Task goal:
Search the records below for the word "drift". Pull out each line that has it.

Stored rows:
• • • • • • •

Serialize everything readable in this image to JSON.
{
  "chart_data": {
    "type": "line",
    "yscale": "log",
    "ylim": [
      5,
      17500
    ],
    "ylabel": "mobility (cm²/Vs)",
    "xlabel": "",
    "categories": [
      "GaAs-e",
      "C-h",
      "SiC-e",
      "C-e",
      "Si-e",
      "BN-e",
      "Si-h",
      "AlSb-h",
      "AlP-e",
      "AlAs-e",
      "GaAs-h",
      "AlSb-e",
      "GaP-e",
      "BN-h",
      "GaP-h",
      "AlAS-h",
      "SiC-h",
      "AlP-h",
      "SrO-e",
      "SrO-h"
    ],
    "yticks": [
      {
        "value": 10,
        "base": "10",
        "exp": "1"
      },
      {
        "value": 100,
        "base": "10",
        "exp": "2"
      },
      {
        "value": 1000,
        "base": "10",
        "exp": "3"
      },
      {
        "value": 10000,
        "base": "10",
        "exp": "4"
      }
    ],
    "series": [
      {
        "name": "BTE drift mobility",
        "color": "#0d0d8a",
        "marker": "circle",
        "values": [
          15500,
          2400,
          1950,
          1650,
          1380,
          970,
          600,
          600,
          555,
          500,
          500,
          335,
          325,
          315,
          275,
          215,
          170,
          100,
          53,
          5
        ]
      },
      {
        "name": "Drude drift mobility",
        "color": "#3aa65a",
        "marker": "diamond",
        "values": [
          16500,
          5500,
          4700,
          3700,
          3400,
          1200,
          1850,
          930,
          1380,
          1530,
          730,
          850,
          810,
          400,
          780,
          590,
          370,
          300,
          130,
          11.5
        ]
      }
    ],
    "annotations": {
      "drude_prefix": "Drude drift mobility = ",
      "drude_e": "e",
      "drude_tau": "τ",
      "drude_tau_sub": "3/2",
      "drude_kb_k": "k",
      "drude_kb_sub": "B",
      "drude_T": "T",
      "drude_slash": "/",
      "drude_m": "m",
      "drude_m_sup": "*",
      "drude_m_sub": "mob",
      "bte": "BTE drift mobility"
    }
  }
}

• • • • • • •

Result:
        "name": "BTE drift mobility",
        "name": "Drude drift mobility",
      "drude_prefix": "Drude drift mobility = ",
      "bte": "BTE drift mobility"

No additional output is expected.